-- START --
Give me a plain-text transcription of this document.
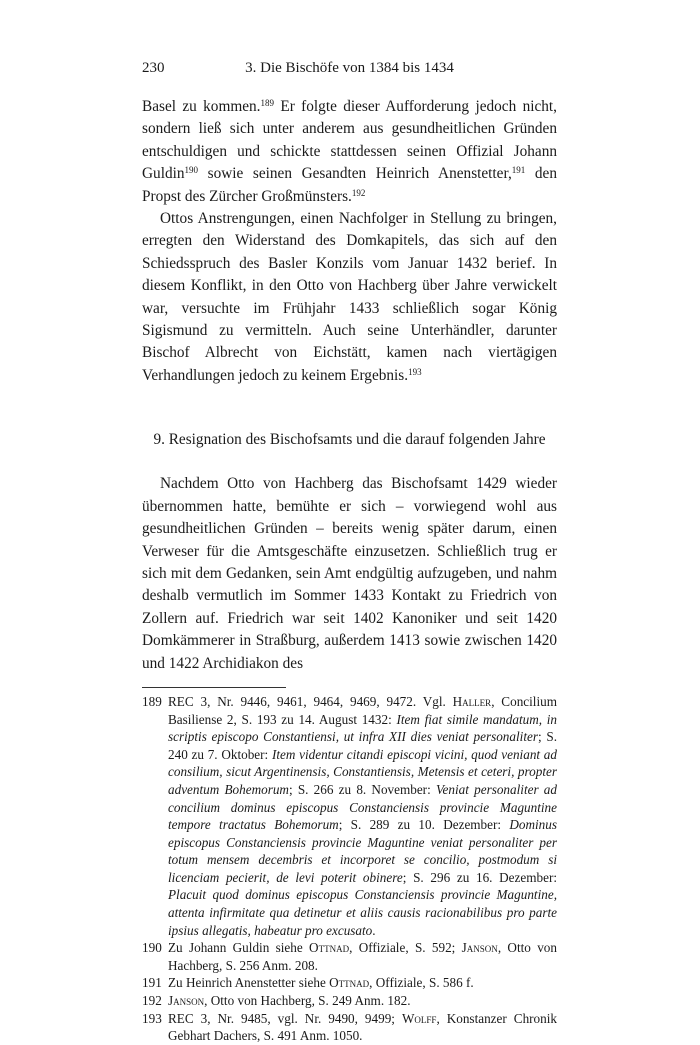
230	3. Die Bischöfe von 1384 bis 1434

Basel zu kommen.$^{189}$ Er folgte dieser Aufforderung jedoch nicht, sondern ließ sich unter anderem aus gesundheitlichen Gründen entschuldigen und schickte stattdessen seinen Offizial Johann Guldin$^{190}$ sowie seinen Gesandten Heinrich Anenstetter,$^{191}$ den Propst des Zürcher Großmünsters.$^{192}$

Ottos Anstrengungen, einen Nachfolger in Stellung zu bringen, erregten den Widerstand des Domkapitels, das sich auf den Schiedsspruch des Basler Konzils vom Januar 1432 berief. In diesem Konflikt, in den Otto von Hachberg über Jahre verwickelt war, versuchte im Frühjahr 1433 schließlich sogar König Sigismund zu vermitteln. Auch seine Unterhändler, darunter Bischof Albrecht von Eichstätt, kamen nach viertägigen Verhandlungen jedoch zu keinem Ergebnis.$^{193}$

9. Resignation des Bischofsamts und die darauf folgenden Jahre

Nachdem Otto von Hachberg das Bischofsamt 1429 wieder übernommen hatte, bemühte er sich – vorwiegend wohl aus gesundheitlichen Gründen – bereits wenig später darum, einen Verweser für die Amtsgeschäfte einzusetzen. Schließlich trug er sich mit dem Gedanken, sein Amt endgültig aufzugeben, und nahm deshalb vermutlich im Sommer 1433 Kontakt zu Friedrich von Zollern auf. Friedrich war seit 1402 Kanoniker und seit 1420 Domkämmerer in Straßburg, außerdem 1413 sowie zwischen 1420 und 1422 Archidiakon des

189 REC 3, Nr. 9446, 9461, 9464, 9469, 9472. Vgl. Haller, Concilium Basiliense 2, S. 193 zu 14. August 1432: Item fiat simile mandatum, in scriptis episcopo Constantiensi, ut infra XII dies veniat personaliter; S. 240 zu 7. Oktober: Item videntur citandi episcopi vicini, quod veniant ad consilium, sicut Argentinensis, Constantiensis, Metensis et ceteri, propter adventum Bohemorum; S. 266 zu 8. November: Veniat personaliter ad concilium dominus episcopus Constanciensis provincie Maguntine tempore tractatus Bohemorum; S. 289 zu 10. Dezember: Dominus episcopus Constanciensis provincie Maguntine veniat personaliter per totum mensem decembris et incorporet se concilio, postmodum si licenciam pecierit, de levi poterit obinere; S. 296 zu 16. Dezember: Placuit quod dominus episcopus Constanciensis provincie Maguntine, attenta infirmitate qua detinetur et aliis causis racionabilibus pro parte ipsius allegatis, habeatur pro excusato.
190 Zu Johann Guldin siehe Ottnad, Offiziale, S. 592; Janson, Otto von Hachberg, S. 256 Anm. 208.
191 Zu Heinrich Anenstetter siehe Ottnad, Offiziale, S. 586 f.
192 Janson, Otto von Hachberg, S. 249 Anm. 182.
193 REC 3, Nr. 9485, vgl. Nr. 9490, 9499; Wolff, Konstanzer Chronik Gebhart Dachers, S. 491 Anm. 1050.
-- END --
Repeat each entry exactly. Pictures do not belong in the copy.

Give me a plain-text transcription of this document.
230	3. Die Bischöfe von 1384 bis 1434

Basel zu kommen.$^{189}$ Er folgte dieser Aufforderung jedoch nicht, sondern ließ sich unter anderem aus gesundheitlichen Gründen entschuldigen und schickte stattdessen seinen Offizial Johann Guldin$^{190}$ sowie seinen Gesandten Heinrich Anenstetter,$^{191}$ den Propst des Zürcher Großmünsters.$^{192}$

Ottos Anstrengungen, einen Nachfolger in Stellung zu bringen, erregten den Widerstand des Domkapitels, das sich auf den Schiedsspruch des Basler Konzils vom Januar 1432 berief. In diesem Konflikt, in den Otto von Hachberg über Jahre verwickelt war, versuchte im Frühjahr 1433 schließlich sogar König Sigismund zu vermitteln. Auch seine Unterhändler, darunter Bischof Albrecht von Eichstätt, kamen nach viertägigen Verhandlungen jedoch zu keinem Ergebnis.$^{193}$

9. Resignation des Bischofsamts und die darauf folgenden Jahre

Nachdem Otto von Hachberg das Bischofsamt 1429 wieder übernommen hatte, bemühte er sich – vorwiegend wohl aus gesundheitlichen Gründen – bereits wenig später darum, einen Verweser für die Amtsgeschäfte einzusetzen. Schließlich trug er sich mit dem Gedanken, sein Amt endgültig aufzugeben, und nahm deshalb vermutlich im Sommer 1433 Kontakt zu Friedrich von Zollern auf. Friedrich war seit 1402 Kanoniker und seit 1420 Domkämmerer in Straßburg, außerdem 1413 sowie zwischen 1420 und 1422 Archidiakon des

189 REC 3, Nr. 9446, 9461, 9464, 9469, 9472. Vgl. Haller, Concilium Basiliense 2, S. 193 zu 14. August 1432: Item fiat simile mandatum, in scriptis episcopo Constantiensi, ut infra XII dies veniat personaliter; S. 240 zu 7. Oktober: Item videntur citandi episcopi vicini, quod veniant ad consilium, sicut Argentinensis, Constantiensis, Metensis et ceteri, propter adventum Bohemorum; S. 266 zu 8. November: Veniat personaliter ad concilium dominus episcopus Constanciensis provincie Maguntine tempore tractatus Bohemorum; S. 289 zu 10. Dezember: Dominus episcopus Constanciensis provincie Maguntine veniat personaliter per totum mensem decembris et incorporet se concilio, postmodum si licenciam pecierit, de levi poterit obinere; S. 296 zu 16. Dezember: Placuit quod dominus episcopus Constanciensis provincie Maguntine, attenta infirmitate qua detinetur et aliis causis racionabilibus pro parte ipsius allegatis, habeatur pro excusato.
190 Zu Johann Guldin siehe Ottnad, Offiziale, S. 592; Janson, Otto von Hachberg, S. 256 Anm. 208.
191 Zu Heinrich Anenstetter siehe Ottnad, Offiziale, S. 586 f.
192 Janson, Otto von Hachberg, S. 249 Anm. 182.
193 REC 3, Nr. 9485, vgl. Nr. 9490, 9499; Wolff, Konstanzer Chronik Gebhart Dachers, S. 491 Anm. 1050.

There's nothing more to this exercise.